[Dataset entries]
— Begin —
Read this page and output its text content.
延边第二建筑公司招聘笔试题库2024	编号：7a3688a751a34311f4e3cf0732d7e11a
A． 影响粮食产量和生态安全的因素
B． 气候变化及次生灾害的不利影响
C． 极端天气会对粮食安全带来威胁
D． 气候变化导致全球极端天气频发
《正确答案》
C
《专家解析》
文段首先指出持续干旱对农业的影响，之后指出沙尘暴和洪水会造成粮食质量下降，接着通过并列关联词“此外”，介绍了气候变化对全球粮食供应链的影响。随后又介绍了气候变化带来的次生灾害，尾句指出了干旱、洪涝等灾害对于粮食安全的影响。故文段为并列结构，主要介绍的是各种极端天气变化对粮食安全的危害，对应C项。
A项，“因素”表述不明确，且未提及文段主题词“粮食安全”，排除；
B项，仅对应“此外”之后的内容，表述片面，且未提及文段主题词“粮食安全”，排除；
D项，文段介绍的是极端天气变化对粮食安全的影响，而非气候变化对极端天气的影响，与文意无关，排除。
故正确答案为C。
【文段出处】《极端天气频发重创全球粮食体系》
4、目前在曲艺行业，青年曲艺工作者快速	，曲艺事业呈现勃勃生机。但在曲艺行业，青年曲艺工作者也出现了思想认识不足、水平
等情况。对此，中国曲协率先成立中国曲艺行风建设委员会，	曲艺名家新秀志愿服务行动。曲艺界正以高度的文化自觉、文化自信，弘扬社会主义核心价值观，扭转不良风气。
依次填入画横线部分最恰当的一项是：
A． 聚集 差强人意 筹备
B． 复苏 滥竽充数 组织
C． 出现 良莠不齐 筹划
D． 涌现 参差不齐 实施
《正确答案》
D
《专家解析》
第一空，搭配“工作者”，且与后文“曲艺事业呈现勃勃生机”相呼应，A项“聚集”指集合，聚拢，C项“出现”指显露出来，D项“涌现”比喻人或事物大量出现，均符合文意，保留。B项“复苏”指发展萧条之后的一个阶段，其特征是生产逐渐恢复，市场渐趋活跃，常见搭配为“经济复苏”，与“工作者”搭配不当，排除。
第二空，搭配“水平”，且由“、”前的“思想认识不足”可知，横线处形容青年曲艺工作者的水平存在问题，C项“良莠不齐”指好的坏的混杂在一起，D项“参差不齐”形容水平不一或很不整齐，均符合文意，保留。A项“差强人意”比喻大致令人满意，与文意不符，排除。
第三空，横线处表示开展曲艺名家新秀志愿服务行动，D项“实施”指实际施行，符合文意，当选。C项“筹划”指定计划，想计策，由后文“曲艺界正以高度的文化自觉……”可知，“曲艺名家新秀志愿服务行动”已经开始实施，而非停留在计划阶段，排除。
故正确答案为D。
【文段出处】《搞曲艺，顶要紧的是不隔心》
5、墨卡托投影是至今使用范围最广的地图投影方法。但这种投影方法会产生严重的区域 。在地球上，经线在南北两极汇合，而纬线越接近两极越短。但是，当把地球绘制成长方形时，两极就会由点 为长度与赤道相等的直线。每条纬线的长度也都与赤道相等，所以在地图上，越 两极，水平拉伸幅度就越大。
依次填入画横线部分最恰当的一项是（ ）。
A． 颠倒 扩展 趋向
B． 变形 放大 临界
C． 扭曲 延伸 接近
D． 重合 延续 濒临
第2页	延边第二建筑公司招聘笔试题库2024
— End —
### The request
Output each record exactly, leaving nothing out.

### Solution to this task
Read this page and output its text content.
延边第二建筑公司招聘笔试题库2024	编号：7a3688a751a34311f4e3cf0732d7e11a
A． 影响粮食产量和生态安全的因素
B． 气候变化及次生灾害的不利影响
C． 极端天气会对粮食安全带来威胁
D． 气候变化导致全球极端天气频发
《正确答案》
C
《专家解析》
文段首先指出持续干旱对农业的影响，之后指出沙尘暴和洪水会造成粮食质量下降，接着通过并列关联词“此外”，介绍了气候变化对全球粮食供应链的影响。随后又介绍了气候变化带来的次生灾害，尾句指出了干旱、洪涝等灾害对于粮食安全的影响。故文段为并列结构，主要介绍的是各种极端天气变化对粮食安全的危害，对应C项。
A项，“因素”表述不明确，且未提及文段主题词“粮食安全”，排除；
B项，仅对应“此外”之后的内容，表述片面，且未提及文段主题词“粮食安全”，排除；
D项，文段介绍的是极端天气变化对粮食安全的影响，而非气候变化对极端天气的影响，与文意无关，排除。
故正确答案为C。
【文段出处】《极端天气频发重创全球粮食体系》
4、目前在曲艺行业，青年曲艺工作者快速	，曲艺事业呈现勃勃生机。但在曲艺行业，青年曲艺工作者也出现了思想认识不足、水平
等情况。对此，中国曲协率先成立中国曲艺行风建设委员会，	曲艺名家新秀志愿服务行动。曲艺界正以高度的文化自觉、文化自信，弘扬社会主义核心价值观，扭转不良风气。
依次填入画横线部分最恰当的一项是：
A． 聚集 差强人意 筹备
B． 复苏 滥竽充数 组织
C． 出现 良莠不齐 筹划
D． 涌现 参差不齐 实施
《正确答案》
D
《专家解析》
第一空，搭配“工作者”，且与后文“曲艺事业呈现勃勃生机”相呼应，A项“聚集”指集合，聚拢，C项“出现”指显露出来，D项“涌现”比喻人或事物大量出现，均符合文意，保留。B项“复苏”指发展萧条之后的一个阶段，其特征是生产逐渐恢复，市场渐趋活跃，常见搭配为“经济复苏”，与“工作者”搭配不当，排除。
第二空，搭配“水平”，且由“、”前的“思想认识不足”可知，横线处形容青年曲艺工作者的水平存在问题，C项“良莠不齐”指好的坏的混杂在一起，D项“参差不齐”形容水平不一或很不整齐，均符合文意，保留。A项“差强人意”比喻大致令人满意，与文意不符，排除。
第三空，横线处表示开展曲艺名家新秀志愿服务行动，D项“实施”指实际施行，符合文意，当选。C项“筹划”指定计划，想计策，由后文“曲艺界正以高度的文化自觉……”可知，“曲艺名家新秀志愿服务行动”已经开始实施，而非停留在计划阶段，排除。
故正确答案为D。
【文段出处】《搞曲艺，顶要紧的是不隔心》
5、墨卡托投影是至今使用范围最广的地图投影方法。但这种投影方法会产生严重的区域 。在地球上，经线在南北两极汇合，而纬线越接近两极越短。但是，当把地球绘制成长方形时，两极就会由点 为长度与赤道相等的直线。每条纬线的长度也都与赤道相等，所以在地图上，越 两极，水平拉伸幅度就越大。
依次填入画横线部分最恰当的一项是（ ）。
A． 颠倒 扩展 趋向
B． 变形 放大 临界
C． 扭曲 延伸 接近
D． 重合 延续 濒临
第2页	延边第二建筑公司招聘笔试题库2024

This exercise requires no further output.